### Supplied records
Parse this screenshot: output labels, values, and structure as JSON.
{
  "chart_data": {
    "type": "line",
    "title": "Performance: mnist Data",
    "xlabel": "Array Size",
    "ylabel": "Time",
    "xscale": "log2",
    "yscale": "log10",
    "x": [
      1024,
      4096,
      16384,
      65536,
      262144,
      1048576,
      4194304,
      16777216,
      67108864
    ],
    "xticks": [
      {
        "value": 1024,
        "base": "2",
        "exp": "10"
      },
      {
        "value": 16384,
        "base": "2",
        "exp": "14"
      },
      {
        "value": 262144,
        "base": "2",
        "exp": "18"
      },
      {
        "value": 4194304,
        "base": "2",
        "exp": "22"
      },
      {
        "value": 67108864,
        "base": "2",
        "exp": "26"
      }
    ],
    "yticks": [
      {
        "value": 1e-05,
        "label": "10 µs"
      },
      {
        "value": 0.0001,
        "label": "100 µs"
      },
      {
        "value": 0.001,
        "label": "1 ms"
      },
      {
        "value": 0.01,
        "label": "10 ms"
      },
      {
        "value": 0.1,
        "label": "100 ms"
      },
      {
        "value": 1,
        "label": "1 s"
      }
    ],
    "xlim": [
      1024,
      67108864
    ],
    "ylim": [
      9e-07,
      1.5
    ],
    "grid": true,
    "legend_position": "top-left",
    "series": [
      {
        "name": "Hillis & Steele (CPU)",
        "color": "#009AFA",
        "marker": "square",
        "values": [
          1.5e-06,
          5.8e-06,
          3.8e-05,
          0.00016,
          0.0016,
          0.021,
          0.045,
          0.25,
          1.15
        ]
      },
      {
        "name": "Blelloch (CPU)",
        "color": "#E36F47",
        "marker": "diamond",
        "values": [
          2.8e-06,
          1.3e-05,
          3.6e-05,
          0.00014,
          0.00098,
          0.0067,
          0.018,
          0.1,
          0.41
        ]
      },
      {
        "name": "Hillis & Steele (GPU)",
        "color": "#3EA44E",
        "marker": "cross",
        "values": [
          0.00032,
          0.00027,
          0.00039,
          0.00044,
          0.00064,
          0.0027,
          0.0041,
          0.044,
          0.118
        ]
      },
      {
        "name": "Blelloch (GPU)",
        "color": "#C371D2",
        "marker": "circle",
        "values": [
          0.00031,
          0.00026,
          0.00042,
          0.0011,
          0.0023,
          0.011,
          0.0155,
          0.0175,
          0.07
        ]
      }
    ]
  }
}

### Given task
Retype all the records, matching them exactly.

### Completed task
Parse this screenshot: output labels, values, and structure as JSON.
{
  "chart_data": {
    "type": "line",
    "title": "Performance: mnist Data",
    "xlabel": "Array Size",
    "ylabel": "Time",
    "xscale": "log2",
    "yscale": "log10",
    "x": [
      1024,
      4096,
      16384,
      65536,
      262144,
      1048576,
      4194304,
      16777216,
      67108864
    ],
    "xticks": [
      {
        "value": 1024,
        "base": "2",
        "exp": "10"
      },
      {
        "value": 16384,
        "base": "2",
        "exp": "14"
      },
      {
        "value": 262144,
        "base": "2",
        "exp": "18"
      },
      {
        "value": 4194304,
        "base": "2",
        "exp": "22"
      },
      {
        "value": 67108864,
        "base": "2",
        "exp": "26"
      }
    ],
    "yticks": [
      {
        "value": 1e-05,
        "label": "10 µs"
      },
      {
        "value": 0.0001,
        "label": "100 µs"
      },
      {
        "value": 0.001,
        "label": "1 ms"
      },
      {
        "value": 0.01,
        "label": "10 ms"
      },
      {
        "value": 0.1,
        "label": "100 ms"
      },
      {
        "value": 1,
        "label": "1 s"
      }
    ],
    "xlim": [
      1024,
      67108864
    ],
    "ylim": [
      9e-07,
      1.5
    ],
    "grid": true,
    "legend_position": "top-left",
    "series": [
      {
        "name": "Hillis & Steele (CPU)",
        "color": "#009AFA",
        "marker": "square",
        "values": [
          1.5e-06,
          5.8e-06,
          3.8e-05,
          0.00016,
          0.0016,
          0.021,
          0.045,
          0.25,
          1.15
        ]
      },
      {
        "name": "Blelloch (CPU)",
        "color": "#E36F47",
        "marker": "diamond",
        "values": [
          2.8e-06,
          1.3e-05,
          3.6e-05,
          0.00014,
          0.00098,
          0.0067,
          0.018,
          0.1,
          0.41
        ]
      },
      {
        "name": "Hillis & Steele (GPU)",
        "color": "#3EA44E",
        "marker": "cross",
        "values": [
          0.00032,
          0.00027,
          0.00039,
          0.00044,
          0.00064,
          0.0027,
          0.0041,
          0.044,
          0.118
        ]
      },
      {
        "name": "Blelloch (GPU)",
        "color": "#C371D2",
        "marker": "circle",
        "values": [
          0.00031,
          0.00026,
          0.00042,
          0.0011,
          0.0023,
          0.011,
          0.0155,
          0.0175,
          0.07
        ]
      }
    ]
  }
}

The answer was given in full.